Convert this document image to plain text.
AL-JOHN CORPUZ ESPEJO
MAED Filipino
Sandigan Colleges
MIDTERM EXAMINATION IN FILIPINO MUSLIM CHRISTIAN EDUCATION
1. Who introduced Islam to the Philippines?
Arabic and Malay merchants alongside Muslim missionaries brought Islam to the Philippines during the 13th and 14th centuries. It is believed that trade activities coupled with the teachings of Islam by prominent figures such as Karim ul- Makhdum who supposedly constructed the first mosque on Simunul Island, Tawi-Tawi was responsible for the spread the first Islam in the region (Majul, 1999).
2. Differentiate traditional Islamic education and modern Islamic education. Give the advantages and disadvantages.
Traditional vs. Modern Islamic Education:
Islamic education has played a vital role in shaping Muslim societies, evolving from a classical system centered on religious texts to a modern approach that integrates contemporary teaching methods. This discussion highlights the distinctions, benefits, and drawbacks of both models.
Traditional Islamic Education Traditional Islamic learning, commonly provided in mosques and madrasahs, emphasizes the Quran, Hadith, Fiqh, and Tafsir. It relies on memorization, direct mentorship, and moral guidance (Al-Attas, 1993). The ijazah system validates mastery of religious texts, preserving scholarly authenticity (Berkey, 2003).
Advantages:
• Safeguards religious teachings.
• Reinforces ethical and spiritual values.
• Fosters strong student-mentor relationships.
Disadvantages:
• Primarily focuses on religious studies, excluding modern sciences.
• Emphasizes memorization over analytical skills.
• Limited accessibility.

#####

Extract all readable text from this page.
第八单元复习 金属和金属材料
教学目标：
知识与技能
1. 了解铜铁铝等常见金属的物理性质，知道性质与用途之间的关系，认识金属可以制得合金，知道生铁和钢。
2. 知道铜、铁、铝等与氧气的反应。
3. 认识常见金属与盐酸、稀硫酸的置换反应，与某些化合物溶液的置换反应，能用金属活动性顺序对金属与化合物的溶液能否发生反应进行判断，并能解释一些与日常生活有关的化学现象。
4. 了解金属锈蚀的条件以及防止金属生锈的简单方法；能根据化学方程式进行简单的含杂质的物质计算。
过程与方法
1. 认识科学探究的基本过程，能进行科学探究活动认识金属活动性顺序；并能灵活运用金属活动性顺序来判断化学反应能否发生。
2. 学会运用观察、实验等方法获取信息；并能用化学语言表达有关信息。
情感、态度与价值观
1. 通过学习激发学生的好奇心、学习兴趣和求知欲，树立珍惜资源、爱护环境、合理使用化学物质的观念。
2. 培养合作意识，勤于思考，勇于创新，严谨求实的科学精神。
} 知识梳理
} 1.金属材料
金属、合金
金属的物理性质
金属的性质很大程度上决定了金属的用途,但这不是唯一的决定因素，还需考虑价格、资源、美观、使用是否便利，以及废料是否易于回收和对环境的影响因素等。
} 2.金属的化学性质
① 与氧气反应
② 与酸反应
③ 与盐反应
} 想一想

#####

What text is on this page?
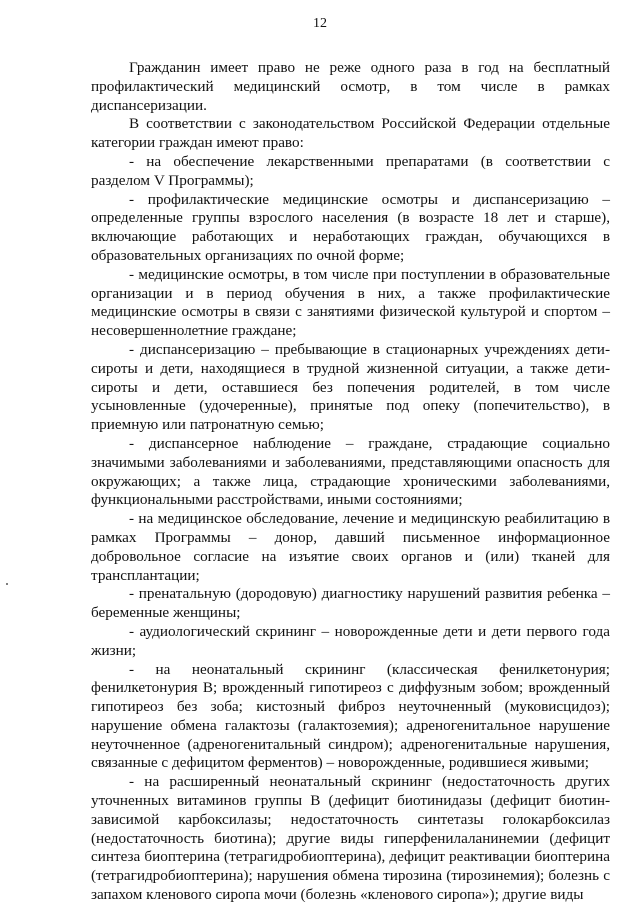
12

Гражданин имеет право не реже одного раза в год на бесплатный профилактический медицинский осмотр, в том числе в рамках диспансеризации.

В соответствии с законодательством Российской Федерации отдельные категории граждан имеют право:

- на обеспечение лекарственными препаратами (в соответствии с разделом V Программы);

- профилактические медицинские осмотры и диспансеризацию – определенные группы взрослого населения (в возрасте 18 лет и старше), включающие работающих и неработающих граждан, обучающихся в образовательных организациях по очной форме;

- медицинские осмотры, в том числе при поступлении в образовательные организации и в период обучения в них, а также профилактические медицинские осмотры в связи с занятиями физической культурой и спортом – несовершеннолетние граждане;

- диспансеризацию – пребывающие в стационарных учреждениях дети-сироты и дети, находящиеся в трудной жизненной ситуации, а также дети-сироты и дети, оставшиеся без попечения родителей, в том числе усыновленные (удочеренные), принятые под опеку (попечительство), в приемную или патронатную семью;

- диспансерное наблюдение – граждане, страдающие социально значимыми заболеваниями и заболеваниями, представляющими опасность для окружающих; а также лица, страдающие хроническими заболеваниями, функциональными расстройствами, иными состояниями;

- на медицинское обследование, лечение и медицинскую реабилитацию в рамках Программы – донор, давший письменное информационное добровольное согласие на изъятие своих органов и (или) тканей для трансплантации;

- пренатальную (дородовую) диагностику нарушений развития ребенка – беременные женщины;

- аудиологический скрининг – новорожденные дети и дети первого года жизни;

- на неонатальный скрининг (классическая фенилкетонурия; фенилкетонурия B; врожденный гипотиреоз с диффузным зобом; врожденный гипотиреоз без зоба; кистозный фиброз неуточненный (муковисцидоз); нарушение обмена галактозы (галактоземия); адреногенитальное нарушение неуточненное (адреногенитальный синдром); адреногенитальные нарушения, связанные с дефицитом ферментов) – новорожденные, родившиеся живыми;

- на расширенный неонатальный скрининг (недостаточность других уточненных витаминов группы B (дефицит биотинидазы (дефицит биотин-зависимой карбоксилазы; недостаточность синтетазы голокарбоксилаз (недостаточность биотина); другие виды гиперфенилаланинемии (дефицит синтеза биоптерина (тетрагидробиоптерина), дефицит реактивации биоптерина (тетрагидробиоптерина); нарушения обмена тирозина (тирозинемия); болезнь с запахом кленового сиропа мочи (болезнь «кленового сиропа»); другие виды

#####

# Task instructions
Show the lines of the records that include the string "соответствии".

# Answer below
В соответствии с законодательством Российской Федерации отдельные категории граждан имеют право:
- на обеспечение лекарственными препаратами (в соответствии с разделом V Программы);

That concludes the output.